— Start Provided information —

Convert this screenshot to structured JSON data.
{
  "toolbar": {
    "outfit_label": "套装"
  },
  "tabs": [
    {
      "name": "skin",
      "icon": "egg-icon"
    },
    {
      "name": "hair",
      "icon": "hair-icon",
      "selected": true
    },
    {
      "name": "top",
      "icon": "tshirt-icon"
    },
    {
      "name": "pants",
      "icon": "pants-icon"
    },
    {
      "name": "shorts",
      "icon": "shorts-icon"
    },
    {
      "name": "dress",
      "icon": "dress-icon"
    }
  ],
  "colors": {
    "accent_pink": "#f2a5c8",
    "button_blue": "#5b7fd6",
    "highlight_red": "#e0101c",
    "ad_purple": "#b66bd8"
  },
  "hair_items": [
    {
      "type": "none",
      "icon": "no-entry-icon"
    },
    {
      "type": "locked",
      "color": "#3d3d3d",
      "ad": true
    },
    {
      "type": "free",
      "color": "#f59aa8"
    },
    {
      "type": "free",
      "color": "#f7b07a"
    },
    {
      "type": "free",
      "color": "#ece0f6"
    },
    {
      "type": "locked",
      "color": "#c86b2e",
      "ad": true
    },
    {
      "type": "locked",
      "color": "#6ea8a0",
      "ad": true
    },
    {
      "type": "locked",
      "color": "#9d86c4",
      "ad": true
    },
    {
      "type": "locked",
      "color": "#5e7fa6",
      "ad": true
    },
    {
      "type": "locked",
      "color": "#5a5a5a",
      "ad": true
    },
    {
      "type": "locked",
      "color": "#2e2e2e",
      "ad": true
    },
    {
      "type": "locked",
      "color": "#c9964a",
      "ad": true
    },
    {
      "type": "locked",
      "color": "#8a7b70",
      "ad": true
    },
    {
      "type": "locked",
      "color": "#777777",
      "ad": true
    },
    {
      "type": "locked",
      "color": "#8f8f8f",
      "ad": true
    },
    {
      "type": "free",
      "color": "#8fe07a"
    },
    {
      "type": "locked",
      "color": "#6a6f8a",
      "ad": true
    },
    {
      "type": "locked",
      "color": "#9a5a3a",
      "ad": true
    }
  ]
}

— End Provided information —

§ **Aim of the exercise**:
Quote each line of the listing above exactly.

§ **Answer**:
Convert this screenshot to structured JSON data.
{
  "toolbar": {
    "outfit_label": "套装"
  },
  "tabs": [
    {
      "name": "skin",
      "icon": "egg-icon"
    },
    {
      "name": "hair",
      "icon": "hair-icon",
      "selected": true
    },
    {
      "name": "top",
      "icon": "tshirt-icon"
    },
    {
      "name": "pants",
      "icon": "pants-icon"
    },
    {
      "name": "shorts",
      "icon": "shorts-icon"
    },
    {
      "name": "dress",
      "icon": "dress-icon"
    }
  ],
  "colors": {
    "accent_pink": "#f2a5c8",
    "button_blue": "#5b7fd6",
    "highlight_red": "#e0101c",
    "ad_purple": "#b66bd8"
  },
  "hair_items": [
    {
      "type": "none",
      "icon": "no-entry-icon"
    },
    {
      "type": "locked",
      "color": "#3d3d3d",
      "ad": true
    },
    {
      "type": "free",
      "color": "#f59aa8"
    },
    {
      "type": "free",
      "color": "#f7b07a"
    },
    {
      "type": "free",
      "color": "#ece0f6"
    },
    {
      "type": "locked",
      "color": "#c86b2e",
      "ad": true
    },
    {
      "type": "locked",
      "color": "#6ea8a0",
      "ad": true
    },
    {
      "type": "locked",
      "color": "#9d86c4",
      "ad": true
    },
    {
      "type": "locked",
      "color": "#5e7fa6",
      "ad": true
    },
    {
      "type": "locked",
      "color": "#5a5a5a",
      "ad": true
    },
    {
      "type": "locked",
      "color": "#2e2e2e",
      "ad": true
    },
    {
      "type": "locked",
      "color": "#c9964a",
      "ad": true
    },
    {
      "type": "locked",
      "color": "#8a7b70",
      "ad": true
    },
    {
      "type": "locked",
      "color": "#777777",
      "ad": true
    },
    {
      "type": "locked",
      "color": "#8f8f8f",
      "ad": true
    },
    {
      "type": "free",
      "color": "#8fe07a"
    },
    {
      "type": "locked",
      "color": "#6a6f8a",
      "ad": true
    },
    {
      "type": "locked",
      "color": "#9a5a3a",
      "ad": true
    }
  ]
}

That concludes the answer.